- _TO DO_
Go through the lines below and copy each one that holds the string "content".

- _INFORMATION SHOWN_
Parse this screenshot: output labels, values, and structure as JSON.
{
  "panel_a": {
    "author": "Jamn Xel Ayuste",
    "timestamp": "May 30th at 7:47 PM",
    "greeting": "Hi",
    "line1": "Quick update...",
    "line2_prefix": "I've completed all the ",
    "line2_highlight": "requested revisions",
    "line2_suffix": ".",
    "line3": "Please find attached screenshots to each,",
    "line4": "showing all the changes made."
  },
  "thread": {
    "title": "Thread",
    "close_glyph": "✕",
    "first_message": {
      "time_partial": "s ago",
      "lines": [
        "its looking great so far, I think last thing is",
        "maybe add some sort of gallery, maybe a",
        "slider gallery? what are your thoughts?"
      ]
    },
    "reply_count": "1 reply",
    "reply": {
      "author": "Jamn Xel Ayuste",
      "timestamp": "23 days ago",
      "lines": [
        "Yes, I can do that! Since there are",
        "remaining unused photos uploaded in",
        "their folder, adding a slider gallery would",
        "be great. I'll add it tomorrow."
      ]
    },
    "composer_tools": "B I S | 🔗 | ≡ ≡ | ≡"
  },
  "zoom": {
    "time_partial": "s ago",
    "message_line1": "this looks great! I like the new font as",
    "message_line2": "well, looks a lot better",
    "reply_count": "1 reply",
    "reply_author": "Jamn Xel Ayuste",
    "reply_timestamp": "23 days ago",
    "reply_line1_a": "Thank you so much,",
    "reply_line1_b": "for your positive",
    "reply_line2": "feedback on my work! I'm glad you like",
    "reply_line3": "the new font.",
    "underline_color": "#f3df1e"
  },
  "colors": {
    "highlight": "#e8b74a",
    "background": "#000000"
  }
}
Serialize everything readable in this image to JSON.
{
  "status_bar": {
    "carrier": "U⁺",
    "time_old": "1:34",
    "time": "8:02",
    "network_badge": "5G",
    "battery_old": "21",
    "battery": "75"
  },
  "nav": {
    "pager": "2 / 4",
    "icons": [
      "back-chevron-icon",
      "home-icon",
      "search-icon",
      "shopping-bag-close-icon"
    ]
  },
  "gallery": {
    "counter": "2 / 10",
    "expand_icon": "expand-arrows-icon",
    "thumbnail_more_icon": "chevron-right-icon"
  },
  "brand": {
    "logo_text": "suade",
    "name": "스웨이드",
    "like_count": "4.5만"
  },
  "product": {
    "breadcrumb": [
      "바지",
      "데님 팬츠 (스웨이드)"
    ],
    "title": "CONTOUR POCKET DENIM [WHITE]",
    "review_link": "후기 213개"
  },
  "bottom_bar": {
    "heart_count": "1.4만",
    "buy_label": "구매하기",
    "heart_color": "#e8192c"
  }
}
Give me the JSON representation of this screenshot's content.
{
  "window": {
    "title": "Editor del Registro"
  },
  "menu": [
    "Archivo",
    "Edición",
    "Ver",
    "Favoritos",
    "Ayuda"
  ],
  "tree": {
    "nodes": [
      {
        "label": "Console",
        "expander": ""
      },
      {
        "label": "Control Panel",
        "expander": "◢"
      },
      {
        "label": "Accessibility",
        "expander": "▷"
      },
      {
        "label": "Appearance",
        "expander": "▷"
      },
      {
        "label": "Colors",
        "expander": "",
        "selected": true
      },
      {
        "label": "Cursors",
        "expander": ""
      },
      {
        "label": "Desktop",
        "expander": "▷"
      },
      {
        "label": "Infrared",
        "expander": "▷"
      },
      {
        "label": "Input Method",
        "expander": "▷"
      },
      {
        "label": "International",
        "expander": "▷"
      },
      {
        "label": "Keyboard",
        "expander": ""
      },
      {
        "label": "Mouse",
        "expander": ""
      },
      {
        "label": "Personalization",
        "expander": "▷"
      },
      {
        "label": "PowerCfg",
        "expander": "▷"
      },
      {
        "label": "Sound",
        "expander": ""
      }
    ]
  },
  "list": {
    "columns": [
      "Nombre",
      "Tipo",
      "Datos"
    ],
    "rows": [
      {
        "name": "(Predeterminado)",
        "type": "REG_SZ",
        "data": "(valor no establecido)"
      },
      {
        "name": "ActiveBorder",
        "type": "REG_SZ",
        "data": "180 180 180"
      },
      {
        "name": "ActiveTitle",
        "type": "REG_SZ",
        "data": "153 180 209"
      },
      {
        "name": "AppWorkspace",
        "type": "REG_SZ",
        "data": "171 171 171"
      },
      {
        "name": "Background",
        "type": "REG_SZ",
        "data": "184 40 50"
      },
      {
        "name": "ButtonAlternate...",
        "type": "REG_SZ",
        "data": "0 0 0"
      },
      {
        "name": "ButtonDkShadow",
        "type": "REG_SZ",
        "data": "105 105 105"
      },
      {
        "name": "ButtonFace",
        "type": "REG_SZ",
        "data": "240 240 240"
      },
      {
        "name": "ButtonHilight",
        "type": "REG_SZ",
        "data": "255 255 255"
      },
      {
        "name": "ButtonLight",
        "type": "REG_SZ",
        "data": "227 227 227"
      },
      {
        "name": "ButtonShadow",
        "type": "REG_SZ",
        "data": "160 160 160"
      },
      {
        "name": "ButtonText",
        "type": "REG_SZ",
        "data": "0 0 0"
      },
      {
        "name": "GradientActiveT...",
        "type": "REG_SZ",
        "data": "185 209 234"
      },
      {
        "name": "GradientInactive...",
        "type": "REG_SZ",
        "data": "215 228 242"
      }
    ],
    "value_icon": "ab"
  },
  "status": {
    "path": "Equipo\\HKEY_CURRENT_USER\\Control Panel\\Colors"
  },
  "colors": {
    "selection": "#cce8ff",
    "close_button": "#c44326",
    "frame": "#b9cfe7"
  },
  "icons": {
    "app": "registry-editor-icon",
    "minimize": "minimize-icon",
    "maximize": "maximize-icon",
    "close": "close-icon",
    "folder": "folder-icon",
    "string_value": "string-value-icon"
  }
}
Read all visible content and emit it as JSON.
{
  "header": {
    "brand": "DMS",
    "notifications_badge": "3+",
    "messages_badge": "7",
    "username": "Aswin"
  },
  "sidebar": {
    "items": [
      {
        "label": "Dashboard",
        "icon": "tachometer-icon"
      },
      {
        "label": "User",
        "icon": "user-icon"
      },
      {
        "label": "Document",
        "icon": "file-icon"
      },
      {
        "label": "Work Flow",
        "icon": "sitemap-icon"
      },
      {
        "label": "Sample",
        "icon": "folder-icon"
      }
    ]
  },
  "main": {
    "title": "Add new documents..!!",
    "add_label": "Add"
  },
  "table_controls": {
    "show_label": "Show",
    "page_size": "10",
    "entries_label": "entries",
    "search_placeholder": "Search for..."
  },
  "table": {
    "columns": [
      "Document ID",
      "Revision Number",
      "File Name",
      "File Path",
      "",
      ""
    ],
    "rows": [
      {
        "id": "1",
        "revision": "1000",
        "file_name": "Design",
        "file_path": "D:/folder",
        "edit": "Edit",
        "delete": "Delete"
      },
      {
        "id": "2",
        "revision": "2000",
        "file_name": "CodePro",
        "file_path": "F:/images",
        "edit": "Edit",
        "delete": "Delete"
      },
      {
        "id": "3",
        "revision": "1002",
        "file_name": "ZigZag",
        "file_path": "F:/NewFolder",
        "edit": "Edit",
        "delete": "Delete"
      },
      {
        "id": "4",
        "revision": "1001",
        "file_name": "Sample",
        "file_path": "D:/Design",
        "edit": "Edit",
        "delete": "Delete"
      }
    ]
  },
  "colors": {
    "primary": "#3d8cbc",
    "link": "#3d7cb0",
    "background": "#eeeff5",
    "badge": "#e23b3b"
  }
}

- _WRITTEN ANSWER_
Give me the JSON representation of this screenshot's content.
Read all visible content and emit it as JSON.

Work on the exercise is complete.